## GOAL
Tally all lines containing the word "circle". Give the number alone.

## PROVIDED DATA
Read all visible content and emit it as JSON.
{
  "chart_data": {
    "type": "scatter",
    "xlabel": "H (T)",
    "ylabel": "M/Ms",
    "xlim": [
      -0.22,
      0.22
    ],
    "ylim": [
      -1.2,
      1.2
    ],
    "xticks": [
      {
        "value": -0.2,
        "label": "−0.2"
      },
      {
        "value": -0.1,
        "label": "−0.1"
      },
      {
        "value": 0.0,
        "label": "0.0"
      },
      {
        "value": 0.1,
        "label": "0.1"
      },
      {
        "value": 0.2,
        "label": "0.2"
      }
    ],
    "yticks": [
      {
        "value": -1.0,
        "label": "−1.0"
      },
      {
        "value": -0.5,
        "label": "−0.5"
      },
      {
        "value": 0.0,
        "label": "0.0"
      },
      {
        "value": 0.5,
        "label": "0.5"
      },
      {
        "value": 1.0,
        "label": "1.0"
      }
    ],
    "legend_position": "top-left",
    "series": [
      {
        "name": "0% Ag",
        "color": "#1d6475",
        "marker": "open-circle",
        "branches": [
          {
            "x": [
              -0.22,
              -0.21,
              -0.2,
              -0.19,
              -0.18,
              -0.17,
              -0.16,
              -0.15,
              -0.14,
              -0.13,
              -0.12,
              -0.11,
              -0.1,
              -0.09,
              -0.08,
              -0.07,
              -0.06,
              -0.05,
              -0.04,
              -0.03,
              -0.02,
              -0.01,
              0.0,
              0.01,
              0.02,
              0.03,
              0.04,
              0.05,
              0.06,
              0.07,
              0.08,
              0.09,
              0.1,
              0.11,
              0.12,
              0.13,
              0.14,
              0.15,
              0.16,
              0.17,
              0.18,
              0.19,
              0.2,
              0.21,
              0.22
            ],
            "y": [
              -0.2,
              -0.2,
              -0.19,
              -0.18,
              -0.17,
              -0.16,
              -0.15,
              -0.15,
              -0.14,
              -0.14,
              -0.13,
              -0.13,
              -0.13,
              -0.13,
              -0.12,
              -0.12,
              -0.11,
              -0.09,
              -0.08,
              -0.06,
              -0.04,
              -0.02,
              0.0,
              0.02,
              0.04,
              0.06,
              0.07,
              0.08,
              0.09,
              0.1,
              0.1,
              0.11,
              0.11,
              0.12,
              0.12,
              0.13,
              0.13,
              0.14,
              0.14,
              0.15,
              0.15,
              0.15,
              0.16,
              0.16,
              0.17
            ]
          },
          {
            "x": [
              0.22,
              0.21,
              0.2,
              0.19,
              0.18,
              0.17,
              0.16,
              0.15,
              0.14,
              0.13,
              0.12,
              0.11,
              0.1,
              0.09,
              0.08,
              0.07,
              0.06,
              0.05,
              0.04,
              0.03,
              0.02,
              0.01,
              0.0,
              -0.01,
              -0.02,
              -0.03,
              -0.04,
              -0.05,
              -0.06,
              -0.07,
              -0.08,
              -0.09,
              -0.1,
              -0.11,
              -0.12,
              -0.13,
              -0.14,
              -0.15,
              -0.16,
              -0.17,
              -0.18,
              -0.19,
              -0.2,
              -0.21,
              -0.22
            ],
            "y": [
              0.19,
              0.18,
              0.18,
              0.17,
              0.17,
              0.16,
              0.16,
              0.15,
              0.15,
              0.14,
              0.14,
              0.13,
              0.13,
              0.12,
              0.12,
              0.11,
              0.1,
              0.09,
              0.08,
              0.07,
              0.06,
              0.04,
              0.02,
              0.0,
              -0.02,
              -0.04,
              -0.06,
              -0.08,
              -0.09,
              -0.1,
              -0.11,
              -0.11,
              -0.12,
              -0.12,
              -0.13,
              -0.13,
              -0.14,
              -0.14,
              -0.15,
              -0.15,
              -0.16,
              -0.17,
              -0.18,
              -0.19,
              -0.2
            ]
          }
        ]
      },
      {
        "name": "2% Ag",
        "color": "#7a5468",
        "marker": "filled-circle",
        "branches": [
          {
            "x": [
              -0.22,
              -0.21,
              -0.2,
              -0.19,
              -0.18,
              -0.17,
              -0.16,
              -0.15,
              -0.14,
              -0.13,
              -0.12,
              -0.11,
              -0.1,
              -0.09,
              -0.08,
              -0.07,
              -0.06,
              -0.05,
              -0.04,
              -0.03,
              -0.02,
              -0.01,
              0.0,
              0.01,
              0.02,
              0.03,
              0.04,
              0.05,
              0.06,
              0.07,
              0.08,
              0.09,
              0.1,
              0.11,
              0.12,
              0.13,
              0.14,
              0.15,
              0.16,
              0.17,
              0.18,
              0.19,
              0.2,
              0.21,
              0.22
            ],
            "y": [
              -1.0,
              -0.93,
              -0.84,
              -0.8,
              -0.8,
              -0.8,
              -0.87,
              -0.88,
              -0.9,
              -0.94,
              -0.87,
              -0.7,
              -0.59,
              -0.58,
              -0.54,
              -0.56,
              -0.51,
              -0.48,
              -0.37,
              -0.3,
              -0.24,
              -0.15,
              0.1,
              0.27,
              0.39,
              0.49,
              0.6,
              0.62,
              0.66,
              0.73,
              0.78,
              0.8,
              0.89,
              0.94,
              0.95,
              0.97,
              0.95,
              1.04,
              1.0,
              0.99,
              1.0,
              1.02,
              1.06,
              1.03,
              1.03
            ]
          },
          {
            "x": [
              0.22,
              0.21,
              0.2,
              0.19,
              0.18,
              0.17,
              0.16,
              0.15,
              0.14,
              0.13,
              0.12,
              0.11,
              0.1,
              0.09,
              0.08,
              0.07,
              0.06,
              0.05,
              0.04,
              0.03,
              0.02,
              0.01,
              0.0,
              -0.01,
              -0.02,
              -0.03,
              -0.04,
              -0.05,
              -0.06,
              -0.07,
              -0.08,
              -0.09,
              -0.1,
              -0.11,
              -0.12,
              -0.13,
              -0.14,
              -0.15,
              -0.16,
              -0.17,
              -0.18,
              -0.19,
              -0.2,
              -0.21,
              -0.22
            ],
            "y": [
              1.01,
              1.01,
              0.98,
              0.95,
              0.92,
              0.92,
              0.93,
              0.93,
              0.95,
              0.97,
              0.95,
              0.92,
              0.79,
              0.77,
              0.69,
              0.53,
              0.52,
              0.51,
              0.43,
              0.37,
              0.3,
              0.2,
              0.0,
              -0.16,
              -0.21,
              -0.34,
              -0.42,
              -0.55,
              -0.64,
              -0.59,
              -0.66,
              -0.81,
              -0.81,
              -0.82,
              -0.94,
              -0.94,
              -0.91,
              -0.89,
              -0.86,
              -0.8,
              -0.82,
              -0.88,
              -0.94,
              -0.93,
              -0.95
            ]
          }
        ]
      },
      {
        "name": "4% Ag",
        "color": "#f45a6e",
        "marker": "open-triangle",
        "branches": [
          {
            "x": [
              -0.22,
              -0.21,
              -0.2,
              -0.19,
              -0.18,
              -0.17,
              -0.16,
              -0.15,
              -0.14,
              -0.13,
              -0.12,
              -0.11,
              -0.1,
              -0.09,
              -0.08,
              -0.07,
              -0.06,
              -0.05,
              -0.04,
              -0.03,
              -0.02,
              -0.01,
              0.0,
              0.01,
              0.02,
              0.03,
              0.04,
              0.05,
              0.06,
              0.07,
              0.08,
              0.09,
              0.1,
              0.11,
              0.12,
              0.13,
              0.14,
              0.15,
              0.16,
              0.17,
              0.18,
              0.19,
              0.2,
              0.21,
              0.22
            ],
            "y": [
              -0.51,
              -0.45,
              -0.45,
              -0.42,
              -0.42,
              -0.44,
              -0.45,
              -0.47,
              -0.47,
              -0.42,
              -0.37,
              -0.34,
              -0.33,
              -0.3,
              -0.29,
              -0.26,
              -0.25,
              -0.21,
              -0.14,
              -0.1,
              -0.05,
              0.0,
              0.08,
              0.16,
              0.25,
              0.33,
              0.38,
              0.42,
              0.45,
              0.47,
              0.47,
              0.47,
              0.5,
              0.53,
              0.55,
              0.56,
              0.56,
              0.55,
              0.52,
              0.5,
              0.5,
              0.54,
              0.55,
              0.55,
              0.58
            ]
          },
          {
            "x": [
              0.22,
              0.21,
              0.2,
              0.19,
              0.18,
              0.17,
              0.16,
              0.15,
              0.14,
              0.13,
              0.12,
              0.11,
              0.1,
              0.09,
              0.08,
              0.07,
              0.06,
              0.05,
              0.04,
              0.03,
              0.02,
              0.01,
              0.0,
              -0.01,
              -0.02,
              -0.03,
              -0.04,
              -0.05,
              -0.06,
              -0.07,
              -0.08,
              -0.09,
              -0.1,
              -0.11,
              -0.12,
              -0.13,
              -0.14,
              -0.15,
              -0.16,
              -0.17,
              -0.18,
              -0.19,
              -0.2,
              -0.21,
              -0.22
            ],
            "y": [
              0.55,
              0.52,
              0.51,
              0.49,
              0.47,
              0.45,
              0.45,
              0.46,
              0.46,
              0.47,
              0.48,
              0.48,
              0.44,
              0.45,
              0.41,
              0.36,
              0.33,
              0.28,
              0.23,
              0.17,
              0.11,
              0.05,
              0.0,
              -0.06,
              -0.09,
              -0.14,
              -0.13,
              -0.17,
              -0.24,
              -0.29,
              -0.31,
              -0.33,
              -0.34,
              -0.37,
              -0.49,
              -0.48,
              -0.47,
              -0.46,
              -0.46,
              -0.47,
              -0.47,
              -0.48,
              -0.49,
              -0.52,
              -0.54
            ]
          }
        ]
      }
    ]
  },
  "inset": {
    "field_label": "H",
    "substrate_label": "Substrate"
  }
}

## EXERCISE OUTPUT
2